Every entry below should be printed exactly, without its images.

[Begin Source data]

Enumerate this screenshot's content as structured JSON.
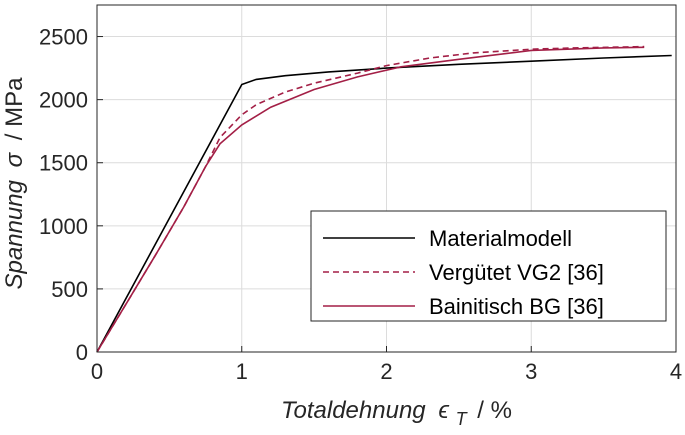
{
  "chart_data": {
    "type": "line",
    "xlabel": {
      "main": "Totaldehnung",
      "symbol": "ϵ",
      "subscript": "T",
      "unit": "/ %"
    },
    "ylabel": {
      "main": "Spannung",
      "symbol": "σ",
      "unit": "/ MPa"
    },
    "xlim": [
      0,
      4
    ],
    "ylim": [
      0,
      2750
    ],
    "x_ticks": [
      "0",
      "1",
      "2",
      "3",
      "4"
    ],
    "y_ticks": [
      "0",
      "500",
      "1000",
      "1500",
      "2000",
      "2500"
    ],
    "grid": true,
    "legend_position": "lower-right",
    "series": [
      {
        "name": "Materialmodell",
        "color": "#000000",
        "dash": "solid",
        "points": [
          [
            0,
            0
          ],
          [
            1.0,
            2120
          ],
          [
            1.1,
            2160
          ],
          [
            1.3,
            2190
          ],
          [
            1.6,
            2220
          ],
          [
            2.0,
            2250
          ],
          [
            2.5,
            2280
          ],
          [
            3.0,
            2305
          ],
          [
            3.5,
            2330
          ],
          [
            3.97,
            2350
          ]
        ]
      },
      {
        "name": "Vergütet VG2 [36]",
        "color": "#a31f46",
        "dash": "dashed",
        "points": [
          [
            0,
            0
          ],
          [
            0.2,
            380
          ],
          [
            0.4,
            760
          ],
          [
            0.6,
            1150
          ],
          [
            0.75,
            1470
          ],
          [
            0.85,
            1700
          ],
          [
            1.0,
            1880
          ],
          [
            1.1,
            1960
          ],
          [
            1.3,
            2060
          ],
          [
            1.5,
            2130
          ],
          [
            1.8,
            2210
          ],
          [
            2.0,
            2270
          ],
          [
            2.3,
            2330
          ],
          [
            2.6,
            2370
          ],
          [
            3.0,
            2400
          ],
          [
            3.3,
            2410
          ],
          [
            3.78,
            2420
          ]
        ]
      },
      {
        "name": "Bainitisch BG [36]",
        "color": "#a31f46",
        "dash": "solid",
        "points": [
          [
            0,
            0
          ],
          [
            0.2,
            380
          ],
          [
            0.4,
            760
          ],
          [
            0.6,
            1150
          ],
          [
            0.75,
            1470
          ],
          [
            0.85,
            1650
          ],
          [
            1.0,
            1800
          ],
          [
            1.2,
            1940
          ],
          [
            1.5,
            2080
          ],
          [
            1.8,
            2180
          ],
          [
            2.1,
            2260
          ],
          [
            2.5,
            2320
          ],
          [
            3.0,
            2390
          ],
          [
            3.5,
            2410
          ],
          [
            3.78,
            2415
          ]
        ]
      }
    ]
  }
}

[End Source data]

*Task output*:
Enumerate this screenshot's content as structured JSON.
{
  "chart_data": {
    "type": "line",
    "xlabel": {
      "main": "Totaldehnung",
      "symbol": "ϵ",
      "subscript": "T",
      "unit": "/ %"
    },
    "ylabel": {
      "main": "Spannung",
      "symbol": "σ",
      "unit": "/ MPa"
    },
    "xlim": [
      0,
      4
    ],
    "ylim": [
      0,
      2750
    ],
    "x_ticks": [
      "0",
      "1",
      "2",
      "3",
      "4"
    ],
    "y_ticks": [
      "0",
      "500",
      "1000",
      "1500",
      "2000",
      "2500"
    ],
    "grid": true,
    "legend_position": "lower-right",
    "series": [
      {
        "name": "Materialmodell",
        "color": "#000000",
        "dash": "solid",
        "points": [
          [
            0,
            0
          ],
          [
            1.0,
            2120
          ],
          [
            1.1,
            2160
          ],
          [
            1.3,
            2190
          ],
          [
            1.6,
            2220
          ],
          [
            2.0,
            2250
          ],
          [
            2.5,
            2280
          ],
          [
            3.0,
            2305
          ],
          [
            3.5,
            2330
          ],
          [
            3.97,
            2350
          ]
        ]
      },
      {
        "name": "Vergütet VG2 [36]",
        "color": "#a31f46",
        "dash": "dashed",
        "points": [
          [
            0,
            0
          ],
          [
            0.2,
            380
          ],
          [
            0.4,
            760
          ],
          [
            0.6,
            1150
          ],
          [
            0.75,
            1470
          ],
          [
            0.85,
            1700
          ],
          [
            1.0,
            1880
          ],
          [
            1.1,
            1960
          ],
          [
            1.3,
            2060
          ],
          [
            1.5,
            2130
          ],
          [
            1.8,
            2210
          ],
          [
            2.0,
            2270
          ],
          [
            2.3,
            2330
          ],
          [
            2.6,
            2370
          ],
          [
            3.0,
            2400
          ],
          [
            3.3,
            2410
          ],
          [
            3.78,
            2420
          ]
        ]
      },
      {
        "name": "Bainitisch BG [36]",
        "color": "#a31f46",
        "dash": "solid",
        "points": [
          [
            0,
            0
          ],
          [
            0.2,
            380
          ],
          [
            0.4,
            760
          ],
          [
            0.6,
            1150
          ],
          [
            0.75,
            1470
          ],
          [
            0.85,
            1650
          ],
          [
            1.0,
            1800
          ],
          [
            1.2,
            1940
          ],
          [
            1.5,
            2080
          ],
          [
            1.8,
            2180
          ],
          [
            2.1,
            2260
          ],
          [
            2.5,
            2320
          ],
          [
            3.0,
            2390
          ],
          [
            3.5,
            2410
          ],
          [
            3.78,
            2415
          ]
        ]
      }
    ]
  }
}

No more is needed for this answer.